Data entries for graphics
---------------
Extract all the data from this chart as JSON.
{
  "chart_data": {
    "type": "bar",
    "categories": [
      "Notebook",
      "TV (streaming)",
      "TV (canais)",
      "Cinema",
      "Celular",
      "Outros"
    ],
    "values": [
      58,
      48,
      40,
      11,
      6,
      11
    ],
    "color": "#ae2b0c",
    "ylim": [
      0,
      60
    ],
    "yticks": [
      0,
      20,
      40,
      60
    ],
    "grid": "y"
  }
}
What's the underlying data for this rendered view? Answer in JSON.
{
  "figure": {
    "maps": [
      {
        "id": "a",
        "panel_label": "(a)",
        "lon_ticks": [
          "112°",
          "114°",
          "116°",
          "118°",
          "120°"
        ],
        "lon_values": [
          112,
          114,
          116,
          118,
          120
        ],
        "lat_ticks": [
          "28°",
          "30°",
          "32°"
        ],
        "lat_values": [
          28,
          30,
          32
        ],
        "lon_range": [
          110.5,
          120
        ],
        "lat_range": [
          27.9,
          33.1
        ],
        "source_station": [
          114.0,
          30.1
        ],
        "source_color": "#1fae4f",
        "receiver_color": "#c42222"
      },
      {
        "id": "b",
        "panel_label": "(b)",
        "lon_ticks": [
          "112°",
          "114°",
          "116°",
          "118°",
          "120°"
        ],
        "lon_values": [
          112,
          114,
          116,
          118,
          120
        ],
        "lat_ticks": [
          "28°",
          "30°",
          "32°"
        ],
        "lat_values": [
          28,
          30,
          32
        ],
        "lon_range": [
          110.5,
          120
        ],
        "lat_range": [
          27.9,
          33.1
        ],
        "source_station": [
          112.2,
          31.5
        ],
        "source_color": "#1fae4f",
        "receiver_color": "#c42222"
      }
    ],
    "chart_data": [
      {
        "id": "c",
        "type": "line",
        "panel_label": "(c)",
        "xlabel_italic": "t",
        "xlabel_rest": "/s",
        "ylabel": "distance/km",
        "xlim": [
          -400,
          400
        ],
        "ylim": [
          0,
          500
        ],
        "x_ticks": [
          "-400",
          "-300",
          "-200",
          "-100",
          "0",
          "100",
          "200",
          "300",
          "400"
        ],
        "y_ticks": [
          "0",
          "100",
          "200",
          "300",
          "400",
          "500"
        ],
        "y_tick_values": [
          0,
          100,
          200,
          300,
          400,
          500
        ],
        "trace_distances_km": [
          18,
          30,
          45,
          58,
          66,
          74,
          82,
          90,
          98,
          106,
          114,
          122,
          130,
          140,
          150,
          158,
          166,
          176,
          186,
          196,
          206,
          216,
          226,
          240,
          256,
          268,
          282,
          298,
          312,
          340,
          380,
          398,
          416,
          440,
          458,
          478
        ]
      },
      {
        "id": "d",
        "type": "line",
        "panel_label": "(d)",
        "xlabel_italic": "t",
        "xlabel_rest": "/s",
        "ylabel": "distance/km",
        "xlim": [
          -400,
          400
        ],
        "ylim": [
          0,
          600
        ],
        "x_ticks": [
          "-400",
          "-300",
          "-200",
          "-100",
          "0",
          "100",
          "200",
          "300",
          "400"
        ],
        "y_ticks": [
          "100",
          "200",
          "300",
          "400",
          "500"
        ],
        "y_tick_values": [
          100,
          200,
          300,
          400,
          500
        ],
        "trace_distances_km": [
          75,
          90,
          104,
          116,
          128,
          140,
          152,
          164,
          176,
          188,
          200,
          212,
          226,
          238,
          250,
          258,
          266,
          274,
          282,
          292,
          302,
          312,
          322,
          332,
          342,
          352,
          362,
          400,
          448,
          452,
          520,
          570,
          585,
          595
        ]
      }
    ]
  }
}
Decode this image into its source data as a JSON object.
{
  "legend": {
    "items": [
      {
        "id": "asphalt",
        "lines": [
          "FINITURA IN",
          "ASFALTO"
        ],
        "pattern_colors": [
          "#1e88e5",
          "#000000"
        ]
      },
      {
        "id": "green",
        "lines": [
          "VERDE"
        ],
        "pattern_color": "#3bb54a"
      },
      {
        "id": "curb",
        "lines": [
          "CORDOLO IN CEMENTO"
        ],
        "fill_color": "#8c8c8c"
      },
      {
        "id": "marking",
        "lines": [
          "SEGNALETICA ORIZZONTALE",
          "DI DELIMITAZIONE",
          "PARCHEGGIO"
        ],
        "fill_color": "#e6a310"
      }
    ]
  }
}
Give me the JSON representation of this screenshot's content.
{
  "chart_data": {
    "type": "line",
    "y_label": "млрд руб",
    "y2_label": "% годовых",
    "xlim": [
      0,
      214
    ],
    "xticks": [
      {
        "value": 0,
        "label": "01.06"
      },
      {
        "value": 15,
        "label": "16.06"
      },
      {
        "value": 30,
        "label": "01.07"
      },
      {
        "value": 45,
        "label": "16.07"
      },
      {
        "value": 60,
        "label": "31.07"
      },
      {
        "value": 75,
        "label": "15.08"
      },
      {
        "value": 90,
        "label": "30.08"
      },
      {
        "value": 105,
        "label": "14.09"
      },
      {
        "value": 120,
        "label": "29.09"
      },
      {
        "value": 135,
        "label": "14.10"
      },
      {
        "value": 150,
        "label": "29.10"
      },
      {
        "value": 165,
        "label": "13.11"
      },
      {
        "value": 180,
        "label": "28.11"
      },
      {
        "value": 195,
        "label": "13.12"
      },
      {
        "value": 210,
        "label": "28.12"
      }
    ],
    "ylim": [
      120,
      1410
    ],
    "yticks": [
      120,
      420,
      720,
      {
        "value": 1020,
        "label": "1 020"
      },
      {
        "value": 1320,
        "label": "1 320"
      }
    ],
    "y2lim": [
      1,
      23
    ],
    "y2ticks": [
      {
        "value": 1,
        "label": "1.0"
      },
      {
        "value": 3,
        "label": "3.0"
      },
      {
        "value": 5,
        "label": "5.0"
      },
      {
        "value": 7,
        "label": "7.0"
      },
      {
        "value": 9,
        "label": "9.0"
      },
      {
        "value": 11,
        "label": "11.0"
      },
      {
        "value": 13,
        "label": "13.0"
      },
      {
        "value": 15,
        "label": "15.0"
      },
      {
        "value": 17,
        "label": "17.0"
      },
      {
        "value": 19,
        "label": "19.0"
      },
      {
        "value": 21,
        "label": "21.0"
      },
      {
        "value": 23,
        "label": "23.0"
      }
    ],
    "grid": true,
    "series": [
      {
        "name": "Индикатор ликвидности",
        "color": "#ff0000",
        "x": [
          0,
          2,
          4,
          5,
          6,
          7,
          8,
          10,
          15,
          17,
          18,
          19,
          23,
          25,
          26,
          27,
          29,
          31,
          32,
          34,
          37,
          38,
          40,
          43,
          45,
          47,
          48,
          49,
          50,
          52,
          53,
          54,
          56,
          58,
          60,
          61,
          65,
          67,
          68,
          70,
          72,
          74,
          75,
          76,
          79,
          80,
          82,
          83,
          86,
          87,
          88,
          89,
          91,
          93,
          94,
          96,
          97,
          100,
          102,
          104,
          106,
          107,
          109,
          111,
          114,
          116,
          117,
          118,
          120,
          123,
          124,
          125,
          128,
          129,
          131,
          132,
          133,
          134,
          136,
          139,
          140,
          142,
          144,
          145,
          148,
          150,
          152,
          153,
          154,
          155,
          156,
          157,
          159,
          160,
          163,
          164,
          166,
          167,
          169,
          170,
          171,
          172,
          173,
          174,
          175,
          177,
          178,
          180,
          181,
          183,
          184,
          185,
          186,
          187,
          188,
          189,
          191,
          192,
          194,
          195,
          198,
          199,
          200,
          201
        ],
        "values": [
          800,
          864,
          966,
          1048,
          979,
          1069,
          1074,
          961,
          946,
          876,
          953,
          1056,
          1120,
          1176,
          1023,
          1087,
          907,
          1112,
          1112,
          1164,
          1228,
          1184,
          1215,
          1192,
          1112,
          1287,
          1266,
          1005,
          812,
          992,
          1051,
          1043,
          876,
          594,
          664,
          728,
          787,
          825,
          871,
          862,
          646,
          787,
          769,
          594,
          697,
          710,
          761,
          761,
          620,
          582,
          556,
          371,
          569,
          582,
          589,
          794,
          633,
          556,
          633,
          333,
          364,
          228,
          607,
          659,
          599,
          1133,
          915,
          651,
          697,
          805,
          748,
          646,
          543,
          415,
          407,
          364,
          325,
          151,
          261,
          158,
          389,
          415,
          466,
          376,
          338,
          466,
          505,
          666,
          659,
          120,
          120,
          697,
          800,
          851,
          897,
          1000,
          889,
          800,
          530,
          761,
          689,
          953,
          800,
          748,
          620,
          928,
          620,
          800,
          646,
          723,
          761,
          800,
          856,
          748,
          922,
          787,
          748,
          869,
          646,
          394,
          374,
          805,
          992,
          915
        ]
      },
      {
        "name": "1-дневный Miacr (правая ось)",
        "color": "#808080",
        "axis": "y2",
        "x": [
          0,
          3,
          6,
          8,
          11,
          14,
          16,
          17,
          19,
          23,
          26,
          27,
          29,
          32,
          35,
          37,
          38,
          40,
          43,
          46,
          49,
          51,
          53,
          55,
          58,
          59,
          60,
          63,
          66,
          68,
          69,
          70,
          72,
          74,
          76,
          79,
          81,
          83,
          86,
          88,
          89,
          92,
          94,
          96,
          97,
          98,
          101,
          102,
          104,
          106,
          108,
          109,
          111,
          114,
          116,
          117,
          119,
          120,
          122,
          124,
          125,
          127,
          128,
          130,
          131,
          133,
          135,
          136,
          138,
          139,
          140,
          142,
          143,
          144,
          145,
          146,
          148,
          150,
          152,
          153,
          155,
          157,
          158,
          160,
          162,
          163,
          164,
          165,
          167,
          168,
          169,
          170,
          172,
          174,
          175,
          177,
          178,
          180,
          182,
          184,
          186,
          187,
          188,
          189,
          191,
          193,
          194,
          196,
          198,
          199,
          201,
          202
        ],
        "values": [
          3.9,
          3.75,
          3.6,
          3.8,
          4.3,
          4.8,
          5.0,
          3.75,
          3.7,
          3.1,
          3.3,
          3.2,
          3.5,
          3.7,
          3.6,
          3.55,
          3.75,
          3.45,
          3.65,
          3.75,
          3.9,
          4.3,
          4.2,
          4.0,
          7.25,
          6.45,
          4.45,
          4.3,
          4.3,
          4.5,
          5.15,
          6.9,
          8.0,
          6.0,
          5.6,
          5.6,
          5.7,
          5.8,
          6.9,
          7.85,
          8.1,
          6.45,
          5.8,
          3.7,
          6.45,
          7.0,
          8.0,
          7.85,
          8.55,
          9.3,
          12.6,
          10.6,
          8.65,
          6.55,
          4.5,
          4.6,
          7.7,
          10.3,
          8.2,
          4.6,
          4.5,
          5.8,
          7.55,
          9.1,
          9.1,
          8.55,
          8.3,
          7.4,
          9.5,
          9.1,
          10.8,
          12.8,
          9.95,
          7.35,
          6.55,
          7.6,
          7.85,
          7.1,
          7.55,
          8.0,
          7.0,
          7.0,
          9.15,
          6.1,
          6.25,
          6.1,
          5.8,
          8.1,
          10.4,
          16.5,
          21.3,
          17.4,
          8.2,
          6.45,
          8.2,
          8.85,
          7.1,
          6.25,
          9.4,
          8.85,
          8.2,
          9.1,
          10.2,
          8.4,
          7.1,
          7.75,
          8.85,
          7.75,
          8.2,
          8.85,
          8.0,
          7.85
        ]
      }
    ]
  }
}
---------------
» Task goal
Pick out every line of the listing containing the word "name", and show those lines.

» Problem solution
        "name": "Индикатор ликвидности",
        "name": "1-дневный Miacr (правая ось)",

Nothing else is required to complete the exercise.